## Information given:
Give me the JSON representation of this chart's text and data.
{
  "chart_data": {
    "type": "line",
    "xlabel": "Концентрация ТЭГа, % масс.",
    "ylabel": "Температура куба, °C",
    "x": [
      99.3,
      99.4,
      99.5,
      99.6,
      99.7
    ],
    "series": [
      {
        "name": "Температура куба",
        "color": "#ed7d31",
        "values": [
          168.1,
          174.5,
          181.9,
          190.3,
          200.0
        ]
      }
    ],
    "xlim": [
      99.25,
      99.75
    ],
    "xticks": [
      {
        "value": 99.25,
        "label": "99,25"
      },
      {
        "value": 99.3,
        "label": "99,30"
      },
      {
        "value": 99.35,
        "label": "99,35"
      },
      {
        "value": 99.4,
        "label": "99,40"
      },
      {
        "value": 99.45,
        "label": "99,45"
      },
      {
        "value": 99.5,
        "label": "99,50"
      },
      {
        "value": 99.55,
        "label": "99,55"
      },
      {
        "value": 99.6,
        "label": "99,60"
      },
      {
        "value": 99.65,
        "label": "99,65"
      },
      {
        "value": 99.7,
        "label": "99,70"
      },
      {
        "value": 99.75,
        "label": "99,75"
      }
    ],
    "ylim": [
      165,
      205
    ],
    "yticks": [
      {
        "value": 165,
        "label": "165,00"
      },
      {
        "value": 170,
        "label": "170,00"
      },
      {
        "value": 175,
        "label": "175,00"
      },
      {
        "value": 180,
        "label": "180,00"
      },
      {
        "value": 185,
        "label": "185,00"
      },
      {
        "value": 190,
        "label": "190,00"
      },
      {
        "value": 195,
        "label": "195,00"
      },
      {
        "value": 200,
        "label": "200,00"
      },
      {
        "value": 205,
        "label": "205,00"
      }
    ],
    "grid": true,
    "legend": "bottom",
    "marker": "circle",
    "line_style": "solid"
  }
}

## Exercise instructions:
Repeat all of the entries exactly.

## Completed exercise:
Give me the JSON representation of this chart's text and data.
{
  "chart_data": {
    "type": "line",
    "xlabel": "Концентрация ТЭГа, % масс.",
    "ylabel": "Температура куба, °C",
    "x": [
      99.3,
      99.4,
      99.5,
      99.6,
      99.7
    ],
    "series": [
      {
        "name": "Температура куба",
        "color": "#ed7d31",
        "values": [
          168.1,
          174.5,
          181.9,
          190.3,
          200.0
        ]
      }
    ],
    "xlim": [
      99.25,
      99.75
    ],
    "xticks": [
      {
        "value": 99.25,
        "label": "99,25"
      },
      {
        "value": 99.3,
        "label": "99,30"
      },
      {
        "value": 99.35,
        "label": "99,35"
      },
      {
        "value": 99.4,
        "label": "99,40"
      },
      {
        "value": 99.45,
        "label": "99,45"
      },
      {
        "value": 99.5,
        "label": "99,50"
      },
      {
        "value": 99.55,
        "label": "99,55"
      },
      {
        "value": 99.6,
        "label": "99,60"
      },
      {
        "value": 99.65,
        "label": "99,65"
      },
      {
        "value": 99.7,
        "label": "99,70"
      },
      {
        "value": 99.75,
        "label": "99,75"
      }
    ],
    "ylim": [
      165,
      205
    ],
    "yticks": [
      {
        "value": 165,
        "label": "165,00"
      },
      {
        "value": 170,
        "label": "170,00"
      },
      {
        "value": 175,
        "label": "175,00"
      },
      {
        "value": 180,
        "label": "180,00"
      },
      {
        "value": 185,
        "label": "185,00"
      },
      {
        "value": 190,
        "label": "190,00"
      },
      {
        "value": 195,
        "label": "195,00"
      },
      {
        "value": 200,
        "label": "200,00"
      },
      {
        "value": 205,
        "label": "205,00"
      }
    ],
    "grid": true,
    "legend": "bottom",
    "marker": "circle",
    "line_style": "solid"
  }
}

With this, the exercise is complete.